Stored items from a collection
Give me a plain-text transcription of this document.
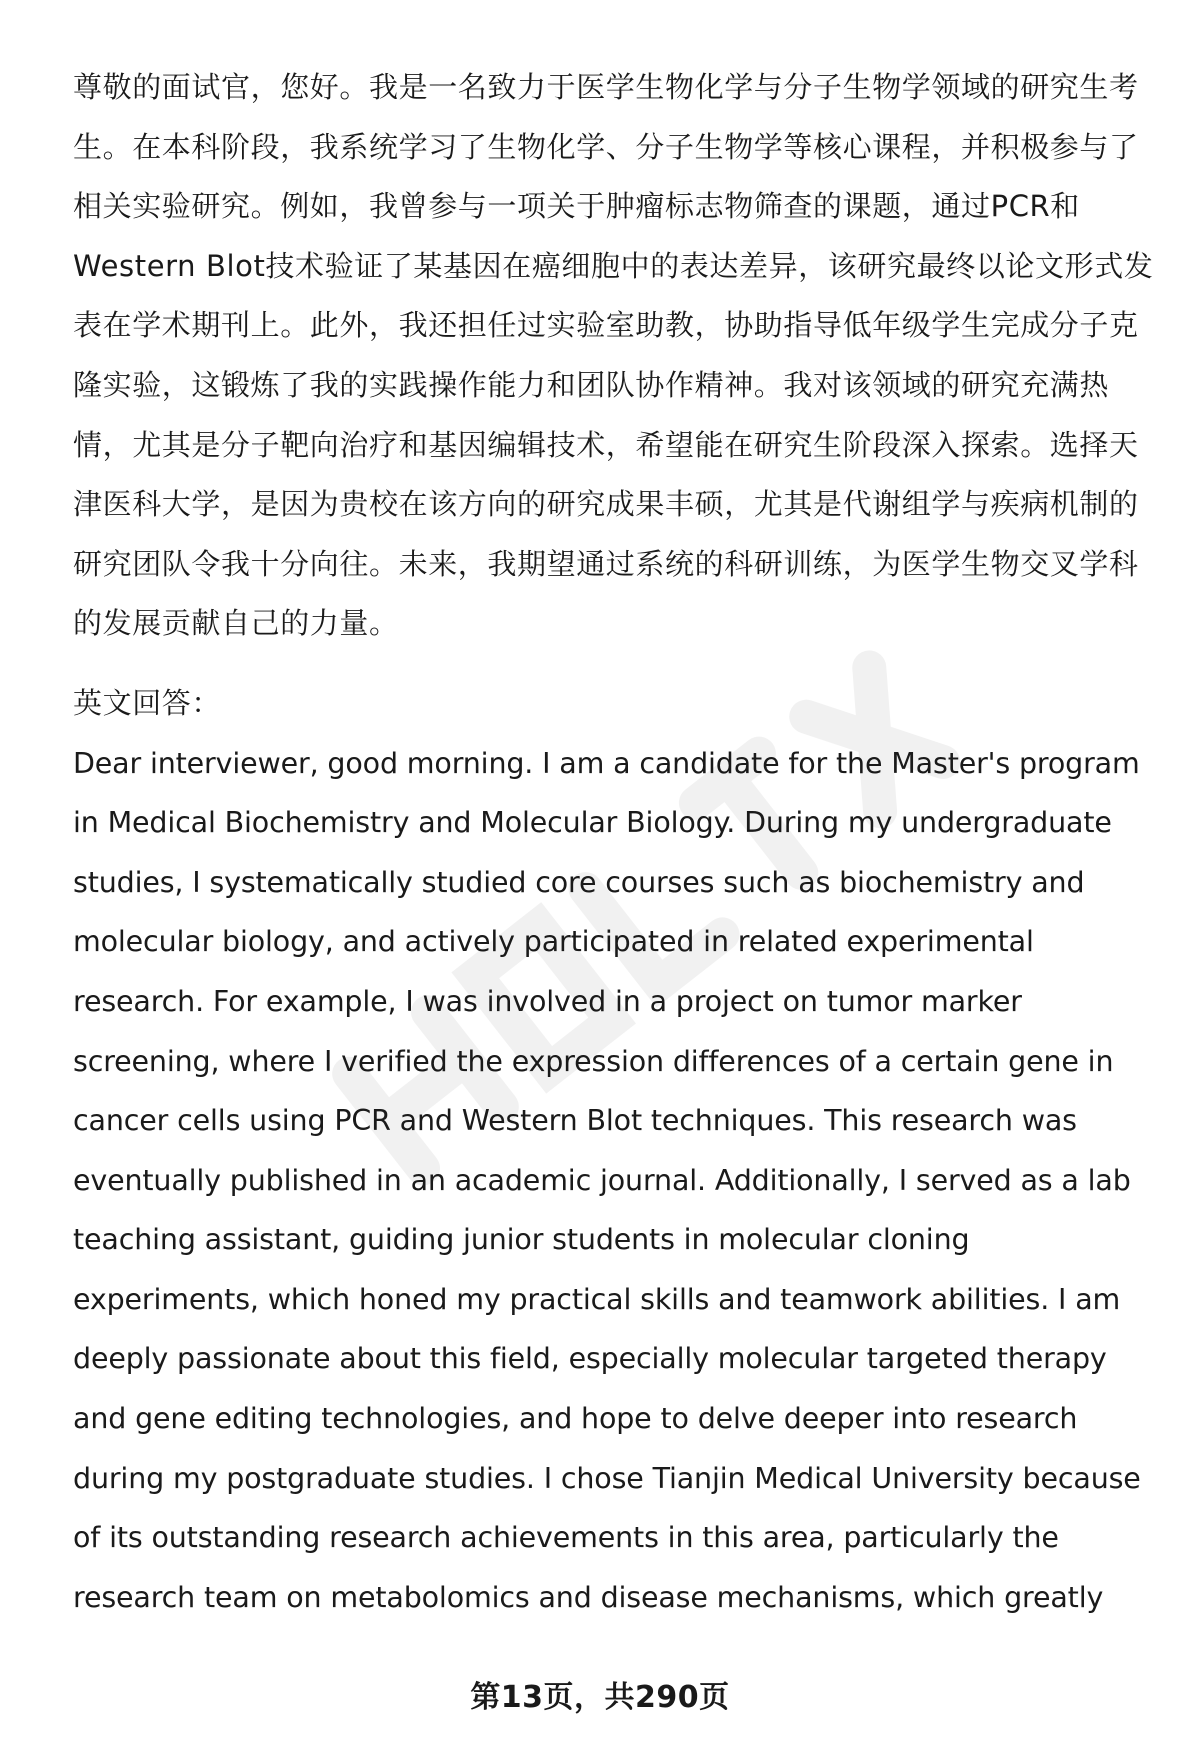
尊敬的面试官，您好。我是一名致力于医学生物化学与分子生物学领域的研究生考
生。在本科阶段，我系统学习了生物化学、分子生物学等核心课程，并积极参与了
相关实验研究。例如，我曾参与一项关于肿瘤标志物筛查的课题，通过PCR和
Western Blot技术验证了某基因在癌细胞中的表达差异，该研究最终以论文形式发
表在学术期刊上。此外，我还担任过实验室助教，协助指导低年级学生完成分子克
隆实验，这锻炼了我的实践操作能力和团队协作精神。我对该领域的研究充满热
情，尤其是分子靶向治疗和基因编辑技术，希望能在研究生阶段深入探索。选择天
津医科大学，是因为贵校在该方向的研究成果丰硕，尤其是代谢组学与疾病机制的
研究团队令我十分向往。未来，我期望通过系统的科研训练，为医学生物交叉学科
的发展贡献自己的力量。
英文回答：
Dear interviewer, good morning. I am a candidate for the Master's program
in Medical Biochemistry and Molecular Biology. During my undergraduate
studies, I systematically studied core courses such as biochemistry and
molecular biology, and actively participated in related experimental
research. For example, I was involved in a project on tumor marker
screening, where I verified the expression differences of a certain gene in
cancer cells using PCR and Western Blot techniques. This research was
eventually published in an academic journal. Additionally, I served as a lab
teaching assistant, guiding junior students in molecular cloning
experiments, which honed my practical skills and teamwork abilities. I am
deeply passionate about this field, especially molecular targeted therapy
and gene editing technologies, and hope to delve deeper into research
during my postgraduate studies. I chose Tianjin Medical University because
of its outstanding research achievements in this area, particularly the
research team on metabolomics and disease mechanisms, which greatly
第13页，共290页
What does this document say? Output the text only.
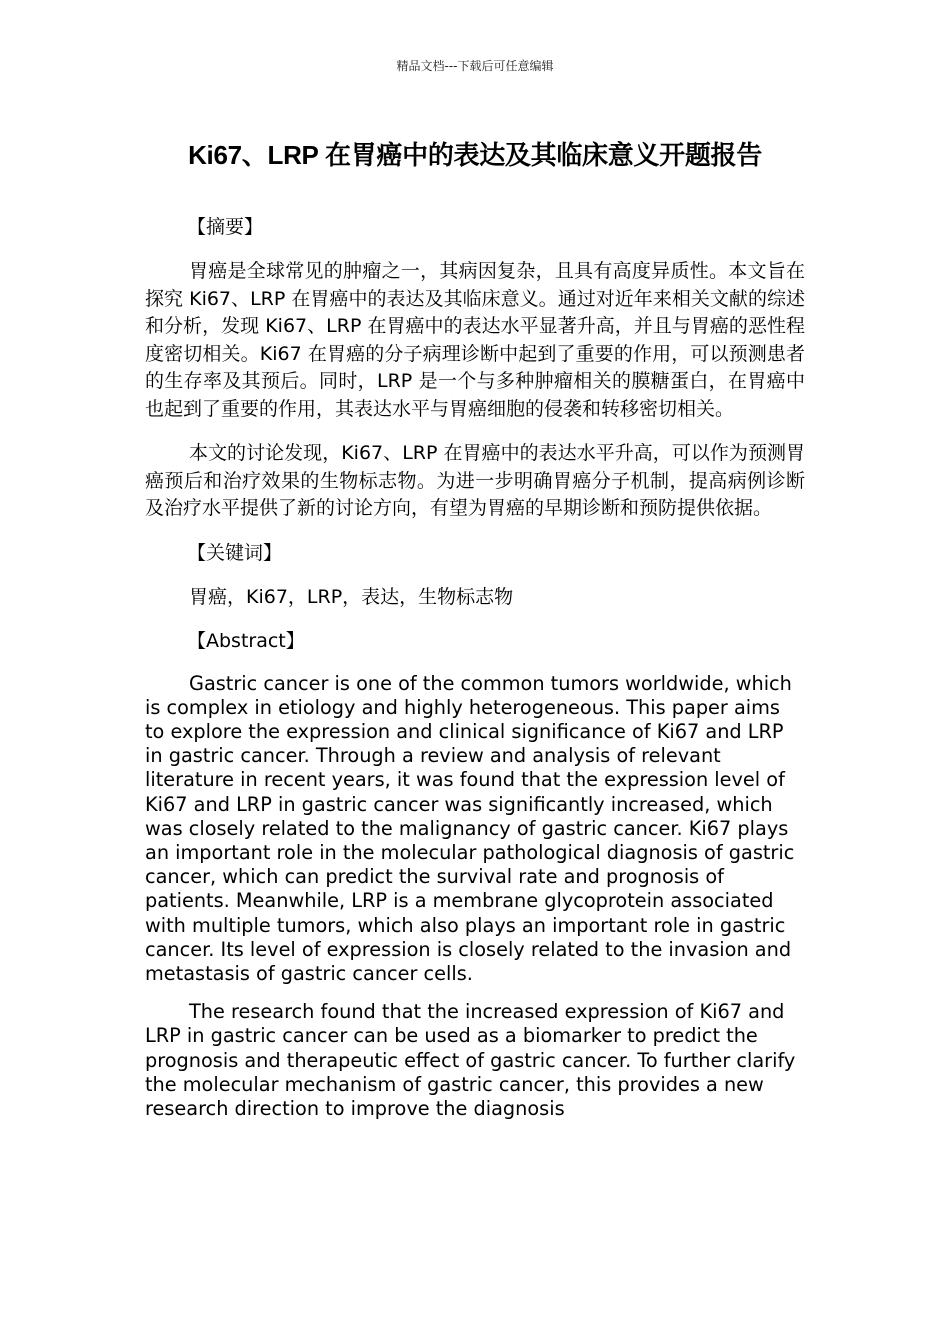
精品文档---下载后可任意编辑
Ki67、LRP 在胃癌中的表达及其临床意义开题报告

【摘要】

胃癌是全球常见的肿瘤之一，其病因复杂，且具有高度异质性。本文旨在探究 Ki67、LRP 在胃癌中的表达及其临床意义。通过对近年来相关文献的综述和分析，发现 Ki67、LRP 在胃癌中的表达水平显著升高，并且与胃癌的恶性程度密切相关。Ki67 在胃癌的分子病理诊断中起到了重要的作用，可以预测患者的生存率及其预后。同时，LRP 是一个与多种肿瘤相关的膜糖蛋白，在胃癌中也起到了重要的作用，其表达水平与胃癌细胞的侵袭和转移密切相关。

本文的讨论发现，Ki67、LRP 在胃癌中的表达水平升高，可以作为预测胃癌预后和治疗效果的生物标志物。为进一步明确胃癌分子机制，提高病例诊断及治疗水平提供了新的讨论方向，有望为胃癌的早期诊断和预防提供依据。

【关键词】

胃癌，Ki67，LRP，表达，生物标志物

【Abstract】

Gastric cancer is one of the common tumors worldwide, which is complex in etiology and highly heterogeneous. This paper aims to explore the expression and clinical significance of Ki67 and LRP in gastric cancer. Through a review and analysis of relevant literature in recent years, it was found that the expression level of Ki67 and LRP in gastric cancer was significantly increased, which was closely related to the malignancy of gastric cancer. Ki67 plays an important role in the molecular pathological diagnosis of gastric cancer, which can predict the survival rate and prognosis of patients. Meanwhile, LRP is a membrane glycoprotein associated with multiple tumors, which also plays an important role in gastric cancer. Its level of expression is closely related to the invasion and metastasis of gastric cancer cells.

The research found that the increased expression of Ki67 and LRP in gastric cancer can be used as a biomarker to predict the prognosis and therapeutic effect of gastric cancer. To further clarify the molecular mechanism of gastric cancer, this provides a new research direction to improve the diagnosis
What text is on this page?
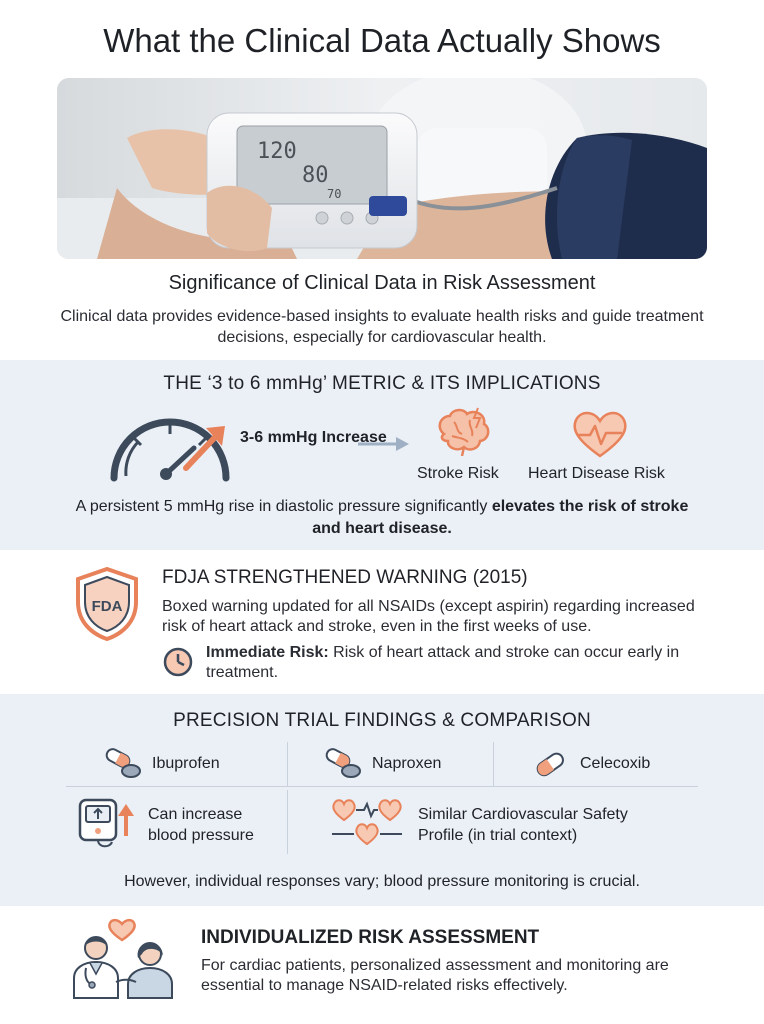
What the Clinical Data Actually Shows
120
80
70
Significance of Clinical Data in Risk Assessment
Clinical data provides evidence-based insights to evaluate health risks and guide treatment decisions, especially for cardiovascular health.
THE ‘3 to 6 mmHg’ METRIC & ITS IMPLICATIONS
3-6 mmHg Increase
Stroke Risk Heart Disease Risk
A persistent 5 mmHg rise in diastolic pressure significantly elevates the risk of stroke and heart disease.
FDA
FDJA STRENGTHENED WARNING (2015)
Boxed warning updated for all NSAIDs (except aspirin) regarding increased risk of heart attack and stroke, even in the first weeks of use.
Immediate Risk: Risk of heart attack and stroke can occur early in treatment.
PRECISION TRIAL FINDINGS & COMPARISON
Ibuprofen	Naproxen	Celecoxib
Can increase blood pressure
Similar Cardiovascular Safety Profile (in trial context)
However, individual responses vary; blood pressure monitoring is crucial.
INDIVIDUALIZED RISK ASSESSMENT
For cardiac patients, personalized assessment and monitoring are essential to manage NSAID-related risks effectively.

What you will do
Quote the data exactly, leaving every image out of the copy.

Reply to the exercise
Give me a plain-text transcription of this document.
尊敬的面试官，您好。我是一名致力于医学生物化学与分子生物学领域的研究生考
生。在本科阶段，我系统学习了生物化学、分子生物学等核心课程，并积极参与了
相关实验研究。例如，我曾参与一项关于肿瘤标志物筛查的课题，通过PCR和
Western Blot技术验证了某基因在癌细胞中的表达差异，该研究最终以论文形式发
表在学术期刊上。此外，我还担任过实验室助教，协助指导低年级学生完成分子克
隆实验，这锻炼了我的实践操作能力和团队协作精神。我对该领域的研究充满热
情，尤其是分子靶向治疗和基因编辑技术，希望能在研究生阶段深入探索。选择天
津医科大学，是因为贵校在该方向的研究成果丰硕，尤其是代谢组学与疾病机制的
研究团队令我十分向往。未来，我期望通过系统的科研训练，为医学生物交叉学科
的发展贡献自己的力量。
英文回答：
Dear interviewer, good morning. I am a candidate for the Master's program
in Medical Biochemistry and Molecular Biology. During my undergraduate
studies, I systematically studied core courses such as biochemistry and
molecular biology, and actively participated in related experimental
research. For example, I was involved in a project on tumor marker
screening, where I verified the expression differences of a certain gene in
cancer cells using PCR and Western Blot techniques. This research was
eventually published in an academic journal. Additionally, I served as a lab
teaching assistant, guiding junior students in molecular cloning
experiments, which honed my practical skills and teamwork abilities. I am
deeply passionate about this field, especially molecular targeted therapy
and gene editing technologies, and hope to delve deeper into research
during my postgraduate studies. I chose Tianjin Medical University because
of its outstanding research achievements in this area, particularly the
research team on metabolomics and disease mechanisms, which greatly
第13页，共290页
What does this document say? Output the text only.
精品文档---下载后可任意编辑
Ki67、LRP 在胃癌中的表达及其临床意义开题报告

【摘要】

胃癌是全球常见的肿瘤之一，其病因复杂，且具有高度异质性。本文旨在探究 Ki67、LRP 在胃癌中的表达及其临床意义。通过对近年来相关文献的综述和分析，发现 Ki67、LRP 在胃癌中的表达水平显著升高，并且与胃癌的恶性程度密切相关。Ki67 在胃癌的分子病理诊断中起到了重要的作用，可以预测患者的生存率及其预后。同时，LRP 是一个与多种肿瘤相关的膜糖蛋白，在胃癌中也起到了重要的作用，其表达水平与胃癌细胞的侵袭和转移密切相关。

本文的讨论发现，Ki67、LRP 在胃癌中的表达水平升高，可以作为预测胃癌预后和治疗效果的生物标志物。为进一步明确胃癌分子机制，提高病例诊断及治疗水平提供了新的讨论方向，有望为胃癌的早期诊断和预防提供依据。

【关键词】

胃癌，Ki67，LRP，表达，生物标志物

【Abstract】

Gastric cancer is one of the common tumors worldwide, which is complex in etiology and highly heterogeneous. This paper aims to explore the expression and clinical significance of Ki67 and LRP in gastric cancer. Through a review and analysis of relevant literature in recent years, it was found that the expression level of Ki67 and LRP in gastric cancer was significantly increased, which was closely related to the malignancy of gastric cancer. Ki67 plays an important role in the molecular pathological diagnosis of gastric cancer, which can predict the survival rate and prognosis of patients. Meanwhile, LRP is a membrane glycoprotein associated with multiple tumors, which also plays an important role in gastric cancer. Its level of expression is closely related to the invasion and metastasis of gastric cancer cells.

The research found that the increased expression of Ki67 and LRP in gastric cancer can be used as a biomarker to predict the prognosis and therapeutic effect of gastric cancer. To further clarify the molecular mechanism of gastric cancer, this provides a new research direction to improve the diagnosis
What text is on this page?
What the Clinical Data Actually Shows
120
80
70
Significance of Clinical Data in Risk Assessment
Clinical data provides evidence-based insights to evaluate health risks and guide treatment decisions, especially for cardiovascular health.
THE ‘3 to 6 mmHg’ METRIC & ITS IMPLICATIONS
3-6 mmHg Increase
Stroke Risk Heart Disease Risk
A persistent 5 mmHg rise in diastolic pressure significantly elevates the risk of stroke and heart disease.
FDA
FDJA STRENGTHENED WARNING (2015)
Boxed warning updated for all NSAIDs (except aspirin) regarding increased risk of heart attack and stroke, even in the first weeks of use.
Immediate Risk: Risk of heart attack and stroke can occur early in treatment.
PRECISION TRIAL FINDINGS & COMPARISON
Ibuprofen	Naproxen	Celecoxib
Can increase blood pressure
Similar Cardiovascular Safety Profile (in trial context)
However, individual responses vary; blood pressure monitoring is crucial.
INDIVIDUALIZED RISK ASSESSMENT
For cardiac patients, personalized assessment and monitoring are essential to manage NSAID-related risks effectively.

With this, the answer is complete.